Each record must be retyped in full. No character may differ.

• **Raw records**
* * * * *
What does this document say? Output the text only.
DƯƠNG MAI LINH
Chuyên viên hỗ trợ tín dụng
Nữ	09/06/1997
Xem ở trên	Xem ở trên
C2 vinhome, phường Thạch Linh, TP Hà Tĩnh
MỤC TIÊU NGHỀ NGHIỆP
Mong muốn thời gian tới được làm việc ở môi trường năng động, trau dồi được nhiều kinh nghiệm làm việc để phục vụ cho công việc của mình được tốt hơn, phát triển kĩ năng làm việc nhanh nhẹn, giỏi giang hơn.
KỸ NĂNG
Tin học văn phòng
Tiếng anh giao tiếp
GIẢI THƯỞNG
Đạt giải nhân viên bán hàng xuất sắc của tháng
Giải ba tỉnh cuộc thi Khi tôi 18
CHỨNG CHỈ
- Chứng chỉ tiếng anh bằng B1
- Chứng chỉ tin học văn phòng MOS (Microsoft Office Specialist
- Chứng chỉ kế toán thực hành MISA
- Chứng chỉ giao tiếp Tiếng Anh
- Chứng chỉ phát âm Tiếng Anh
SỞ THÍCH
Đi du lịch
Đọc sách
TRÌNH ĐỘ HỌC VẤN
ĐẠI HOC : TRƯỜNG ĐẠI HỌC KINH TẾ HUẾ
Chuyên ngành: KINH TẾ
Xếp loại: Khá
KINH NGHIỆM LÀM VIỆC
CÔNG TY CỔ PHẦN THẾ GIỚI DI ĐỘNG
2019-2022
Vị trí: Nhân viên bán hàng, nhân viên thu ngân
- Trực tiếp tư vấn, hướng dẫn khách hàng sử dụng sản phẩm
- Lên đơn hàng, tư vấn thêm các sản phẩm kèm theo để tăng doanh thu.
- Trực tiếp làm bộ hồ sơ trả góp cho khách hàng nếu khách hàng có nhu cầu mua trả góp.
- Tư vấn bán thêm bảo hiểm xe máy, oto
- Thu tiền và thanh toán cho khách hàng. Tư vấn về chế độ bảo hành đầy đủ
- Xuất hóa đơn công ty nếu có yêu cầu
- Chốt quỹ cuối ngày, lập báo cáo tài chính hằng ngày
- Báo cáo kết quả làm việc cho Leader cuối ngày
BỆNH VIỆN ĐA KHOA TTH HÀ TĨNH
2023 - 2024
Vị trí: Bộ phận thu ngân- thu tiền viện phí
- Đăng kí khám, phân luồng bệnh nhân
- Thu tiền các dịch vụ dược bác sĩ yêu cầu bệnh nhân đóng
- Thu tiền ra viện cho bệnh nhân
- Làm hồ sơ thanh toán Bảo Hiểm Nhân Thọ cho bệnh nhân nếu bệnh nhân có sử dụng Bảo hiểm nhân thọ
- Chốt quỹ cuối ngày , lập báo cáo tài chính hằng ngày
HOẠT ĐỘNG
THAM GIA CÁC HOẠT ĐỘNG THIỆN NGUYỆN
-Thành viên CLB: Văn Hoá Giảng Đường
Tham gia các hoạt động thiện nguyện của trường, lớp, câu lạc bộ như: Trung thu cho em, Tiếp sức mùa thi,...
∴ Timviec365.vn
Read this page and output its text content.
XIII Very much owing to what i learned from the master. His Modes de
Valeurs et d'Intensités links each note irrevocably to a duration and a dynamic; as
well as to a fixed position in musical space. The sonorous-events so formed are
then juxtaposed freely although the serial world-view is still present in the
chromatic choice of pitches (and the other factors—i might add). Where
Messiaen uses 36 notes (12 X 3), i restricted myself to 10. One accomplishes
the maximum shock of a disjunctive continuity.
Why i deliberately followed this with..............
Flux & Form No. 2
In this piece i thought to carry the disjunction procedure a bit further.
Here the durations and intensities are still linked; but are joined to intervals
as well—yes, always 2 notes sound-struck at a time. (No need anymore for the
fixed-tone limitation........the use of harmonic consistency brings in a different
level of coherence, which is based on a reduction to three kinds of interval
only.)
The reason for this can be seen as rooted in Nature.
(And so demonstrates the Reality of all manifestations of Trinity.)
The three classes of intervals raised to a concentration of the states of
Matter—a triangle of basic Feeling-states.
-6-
* * * * *
• **Task answer**
What does this document say? Output the text only.
DƯƠNG MAI LINH
Chuyên viên hỗ trợ tín dụng
Nữ	09/06/1997
Xem ở trên	Xem ở trên
C2 vinhome, phường Thạch Linh, TP Hà Tĩnh
MỤC TIÊU NGHỀ NGHIỆP
Mong muốn thời gian tới được làm việc ở môi trường năng động, trau dồi được nhiều kinh nghiệm làm việc để phục vụ cho công việc của mình được tốt hơn, phát triển kĩ năng làm việc nhanh nhẹn, giỏi giang hơn.
KỸ NĂNG
Tin học văn phòng
Tiếng anh giao tiếp
GIẢI THƯỞNG
Đạt giải nhân viên bán hàng xuất sắc của tháng
Giải ba tỉnh cuộc thi Khi tôi 18
CHỨNG CHỈ
- Chứng chỉ tiếng anh bằng B1
- Chứng chỉ tin học văn phòng MOS (Microsoft Office Specialist
- Chứng chỉ kế toán thực hành MISA
- Chứng chỉ giao tiếp Tiếng Anh
- Chứng chỉ phát âm Tiếng Anh
SỞ THÍCH
Đi du lịch
Đọc sách
TRÌNH ĐỘ HỌC VẤN
ĐẠI HOC : TRƯỜNG ĐẠI HỌC KINH TẾ HUẾ
Chuyên ngành: KINH TẾ
Xếp loại: Khá
KINH NGHIỆM LÀM VIỆC
CÔNG TY CỔ PHẦN THẾ GIỚI DI ĐỘNG
2019-2022
Vị trí: Nhân viên bán hàng, nhân viên thu ngân
- Trực tiếp tư vấn, hướng dẫn khách hàng sử dụng sản phẩm
- Lên đơn hàng, tư vấn thêm các sản phẩm kèm theo để tăng doanh thu.
- Trực tiếp làm bộ hồ sơ trả góp cho khách hàng nếu khách hàng có nhu cầu mua trả góp.
- Tư vấn bán thêm bảo hiểm xe máy, oto
- Thu tiền và thanh toán cho khách hàng. Tư vấn về chế độ bảo hành đầy đủ
- Xuất hóa đơn công ty nếu có yêu cầu
- Chốt quỹ cuối ngày, lập báo cáo tài chính hằng ngày
- Báo cáo kết quả làm việc cho Leader cuối ngày
BỆNH VIỆN ĐA KHOA TTH HÀ TĨNH
2023 - 2024
Vị trí: Bộ phận thu ngân- thu tiền viện phí
- Đăng kí khám, phân luồng bệnh nhân
- Thu tiền các dịch vụ dược bác sĩ yêu cầu bệnh nhân đóng
- Thu tiền ra viện cho bệnh nhân
- Làm hồ sơ thanh toán Bảo Hiểm Nhân Thọ cho bệnh nhân nếu bệnh nhân có sử dụng Bảo hiểm nhân thọ
- Chốt quỹ cuối ngày , lập báo cáo tài chính hằng ngày
HOẠT ĐỘNG
THAM GIA CÁC HOẠT ĐỘNG THIỆN NGUYỆN
-Thành viên CLB: Văn Hoá Giảng Đường
Tham gia các hoạt động thiện nguyện của trường, lớp, câu lạc bộ như: Trung thu cho em, Tiếp sức mùa thi,...
∴ Timviec365.vn
Read this page and output its text content.
XIII Very much owing to what i learned from the master. His Modes de
Valeurs et d'Intensités links each note irrevocably to a duration and a dynamic; as
well as to a fixed position in musical space. The sonorous-events so formed are
then juxtaposed freely although the serial world-view is still present in the
chromatic choice of pitches (and the other factors—i might add). Where
Messiaen uses 36 notes (12 X 3), i restricted myself to 10. One accomplishes
the maximum shock of a disjunctive continuity.
Why i deliberately followed this with..............
Flux & Form No. 2
In this piece i thought to carry the disjunction procedure a bit further.
Here the durations and intensities are still linked; but are joined to intervals
as well—yes, always 2 notes sound-struck at a time. (No need anymore for the
fixed-tone limitation........the use of harmonic consistency brings in a different
level of coherence, which is based on a reduction to three kinds of interval
only.)
The reason for this can be seen as rooted in Nature.
(And so demonstrates the Reality of all manifestations of Trinity.)
The three classes of intervals raised to a concentration of the states of
Matter—a triangle of basic Feeling-states.
-6-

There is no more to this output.